** Start EXERCISE MATERIALS **

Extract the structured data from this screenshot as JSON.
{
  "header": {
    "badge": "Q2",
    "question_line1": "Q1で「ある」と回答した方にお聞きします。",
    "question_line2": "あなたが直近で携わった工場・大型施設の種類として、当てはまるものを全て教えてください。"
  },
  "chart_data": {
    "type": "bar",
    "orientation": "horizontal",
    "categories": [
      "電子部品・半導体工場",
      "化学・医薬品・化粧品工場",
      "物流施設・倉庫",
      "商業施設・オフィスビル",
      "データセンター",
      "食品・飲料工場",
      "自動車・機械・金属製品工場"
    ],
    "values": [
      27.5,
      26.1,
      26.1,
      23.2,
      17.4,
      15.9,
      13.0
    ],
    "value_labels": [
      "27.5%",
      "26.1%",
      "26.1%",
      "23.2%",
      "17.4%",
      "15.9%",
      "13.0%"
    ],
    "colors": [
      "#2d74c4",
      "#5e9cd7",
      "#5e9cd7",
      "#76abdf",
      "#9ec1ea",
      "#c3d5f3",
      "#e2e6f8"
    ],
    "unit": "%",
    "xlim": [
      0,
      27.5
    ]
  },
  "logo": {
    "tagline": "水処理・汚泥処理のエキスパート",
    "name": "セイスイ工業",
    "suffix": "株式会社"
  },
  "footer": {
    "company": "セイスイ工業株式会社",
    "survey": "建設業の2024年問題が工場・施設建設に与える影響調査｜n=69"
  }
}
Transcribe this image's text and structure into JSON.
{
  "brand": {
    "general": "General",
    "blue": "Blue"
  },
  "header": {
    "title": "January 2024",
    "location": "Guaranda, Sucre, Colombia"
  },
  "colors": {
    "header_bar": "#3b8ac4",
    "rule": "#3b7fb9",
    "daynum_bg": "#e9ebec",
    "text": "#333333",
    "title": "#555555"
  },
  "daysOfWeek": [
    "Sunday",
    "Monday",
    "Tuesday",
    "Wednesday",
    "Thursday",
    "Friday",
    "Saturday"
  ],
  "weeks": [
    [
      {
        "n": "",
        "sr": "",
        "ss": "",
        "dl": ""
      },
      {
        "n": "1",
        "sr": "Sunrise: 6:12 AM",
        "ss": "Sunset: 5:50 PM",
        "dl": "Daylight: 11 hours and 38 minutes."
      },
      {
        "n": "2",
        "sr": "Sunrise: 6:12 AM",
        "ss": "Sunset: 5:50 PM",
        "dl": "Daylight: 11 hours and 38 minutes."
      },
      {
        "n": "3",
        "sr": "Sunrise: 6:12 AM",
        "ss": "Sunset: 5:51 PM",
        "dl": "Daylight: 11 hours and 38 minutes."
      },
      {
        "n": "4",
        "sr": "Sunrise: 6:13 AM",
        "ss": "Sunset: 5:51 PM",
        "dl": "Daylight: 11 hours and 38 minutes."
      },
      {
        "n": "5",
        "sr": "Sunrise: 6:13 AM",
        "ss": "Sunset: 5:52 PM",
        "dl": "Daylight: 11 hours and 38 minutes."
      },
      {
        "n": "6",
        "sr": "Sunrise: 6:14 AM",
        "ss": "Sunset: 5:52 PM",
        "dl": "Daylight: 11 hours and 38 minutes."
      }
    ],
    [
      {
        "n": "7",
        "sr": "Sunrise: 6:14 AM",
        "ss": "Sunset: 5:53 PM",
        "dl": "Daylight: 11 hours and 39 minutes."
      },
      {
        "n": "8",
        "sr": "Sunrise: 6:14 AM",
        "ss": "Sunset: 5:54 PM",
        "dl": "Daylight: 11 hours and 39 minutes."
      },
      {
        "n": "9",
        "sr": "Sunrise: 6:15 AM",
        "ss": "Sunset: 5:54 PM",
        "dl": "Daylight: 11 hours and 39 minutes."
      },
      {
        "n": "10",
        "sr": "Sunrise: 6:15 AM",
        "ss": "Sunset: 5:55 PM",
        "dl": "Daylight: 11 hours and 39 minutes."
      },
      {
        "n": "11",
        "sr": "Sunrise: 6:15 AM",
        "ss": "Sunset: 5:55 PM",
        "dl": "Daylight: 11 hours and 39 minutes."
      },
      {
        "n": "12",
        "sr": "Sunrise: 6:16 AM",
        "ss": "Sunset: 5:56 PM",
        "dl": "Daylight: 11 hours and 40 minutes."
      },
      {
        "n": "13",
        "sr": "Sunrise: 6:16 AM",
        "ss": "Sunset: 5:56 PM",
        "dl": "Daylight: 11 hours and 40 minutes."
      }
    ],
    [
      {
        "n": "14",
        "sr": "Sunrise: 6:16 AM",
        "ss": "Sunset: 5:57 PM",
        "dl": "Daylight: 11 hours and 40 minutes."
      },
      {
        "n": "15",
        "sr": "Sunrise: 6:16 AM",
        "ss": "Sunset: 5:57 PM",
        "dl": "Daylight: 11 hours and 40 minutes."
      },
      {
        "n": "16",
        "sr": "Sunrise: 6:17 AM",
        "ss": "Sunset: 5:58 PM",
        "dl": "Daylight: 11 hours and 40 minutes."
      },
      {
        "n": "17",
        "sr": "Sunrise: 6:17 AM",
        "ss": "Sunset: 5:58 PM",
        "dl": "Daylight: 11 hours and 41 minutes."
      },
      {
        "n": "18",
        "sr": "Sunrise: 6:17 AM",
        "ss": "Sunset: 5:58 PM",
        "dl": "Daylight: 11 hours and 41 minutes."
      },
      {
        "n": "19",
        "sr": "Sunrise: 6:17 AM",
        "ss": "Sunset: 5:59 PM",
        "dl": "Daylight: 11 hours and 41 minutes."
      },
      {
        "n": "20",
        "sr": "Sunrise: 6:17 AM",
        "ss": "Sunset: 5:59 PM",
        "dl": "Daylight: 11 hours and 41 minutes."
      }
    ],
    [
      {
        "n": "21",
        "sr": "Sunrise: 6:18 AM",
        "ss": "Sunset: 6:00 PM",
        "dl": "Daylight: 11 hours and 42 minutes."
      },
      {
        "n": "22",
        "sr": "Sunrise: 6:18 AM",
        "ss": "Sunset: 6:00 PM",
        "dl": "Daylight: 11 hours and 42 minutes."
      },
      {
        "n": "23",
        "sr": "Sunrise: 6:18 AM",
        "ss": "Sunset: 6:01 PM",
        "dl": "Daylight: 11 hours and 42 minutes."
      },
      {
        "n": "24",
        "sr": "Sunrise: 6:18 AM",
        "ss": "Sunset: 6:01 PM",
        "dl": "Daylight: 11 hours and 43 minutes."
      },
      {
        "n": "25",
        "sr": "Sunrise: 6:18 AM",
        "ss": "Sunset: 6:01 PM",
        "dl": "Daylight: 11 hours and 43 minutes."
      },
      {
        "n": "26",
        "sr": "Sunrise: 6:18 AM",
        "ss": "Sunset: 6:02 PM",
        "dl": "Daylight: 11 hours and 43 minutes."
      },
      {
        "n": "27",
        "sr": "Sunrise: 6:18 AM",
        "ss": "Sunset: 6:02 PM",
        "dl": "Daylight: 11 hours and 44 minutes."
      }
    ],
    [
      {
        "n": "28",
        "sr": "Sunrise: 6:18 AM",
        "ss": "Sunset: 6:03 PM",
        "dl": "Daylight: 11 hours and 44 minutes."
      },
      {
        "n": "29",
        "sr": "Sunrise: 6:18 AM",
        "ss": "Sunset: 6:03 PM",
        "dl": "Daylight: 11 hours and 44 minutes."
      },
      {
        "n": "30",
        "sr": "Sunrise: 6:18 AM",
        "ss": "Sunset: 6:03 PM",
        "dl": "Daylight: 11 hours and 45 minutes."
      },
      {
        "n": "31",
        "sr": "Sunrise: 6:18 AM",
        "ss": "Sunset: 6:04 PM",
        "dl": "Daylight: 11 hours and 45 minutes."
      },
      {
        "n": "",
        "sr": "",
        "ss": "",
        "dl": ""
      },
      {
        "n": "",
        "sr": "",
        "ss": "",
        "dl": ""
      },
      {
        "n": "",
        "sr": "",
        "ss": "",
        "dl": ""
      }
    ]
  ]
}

** End EXERCISE MATERIALS **

* THE REQUEST: Copy every line of the entries above in which "this" occurs.

* THE RESULT:
Extract the structured data from this screenshot as JSON.
Transcribe this image's text and structure into JSON.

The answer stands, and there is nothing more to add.